§ Exercise objective
In the data that follows, count every line holding the string "YOUR" and give the count alone.

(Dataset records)
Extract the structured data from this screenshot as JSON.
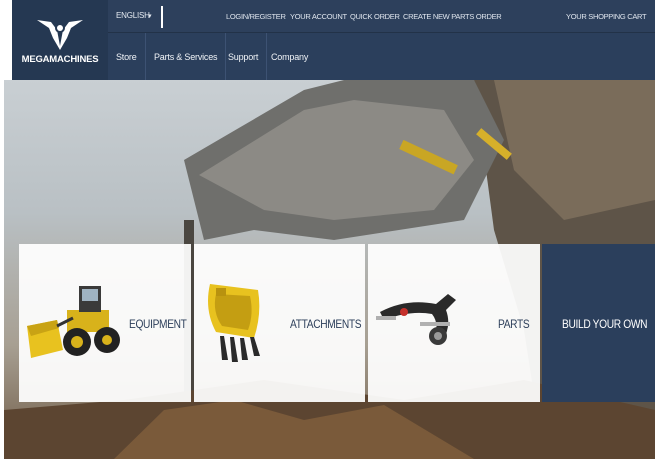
{
  "brand": {
    "name": "MEGAMACHINES",
    "logo_icon": "winged-shield-logo"
  },
  "topbar": {
    "language": "ENGLISH",
    "links": [
      "LOGIN/REGISTER",
      "YOUR ACCOUNT",
      "QUICK ORDER",
      "CREATE NEW PARTS ORDER"
    ],
    "cart": "YOUR SHOPPING CART"
  },
  "nav": {
    "items": [
      "Store",
      "Parts & Services",
      "Support",
      "Company"
    ]
  },
  "tiles": [
    {
      "label": "EQUIPMENT",
      "icon": "wheel-loader-icon"
    },
    {
      "label": "ATTACHMENTS",
      "icon": "excavator-bucket-icon"
    },
    {
      "label": "PARTS",
      "icon": "suspension-arm-icon"
    },
    {
      "label": "BUILD YOUR OWN"
    }
  ],
  "colors": {
    "navy": "#2b3f5c",
    "accent_yellow": "#e8c21f",
    "tile_bg": "#ffffff"
  }
}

§ Expected answer
3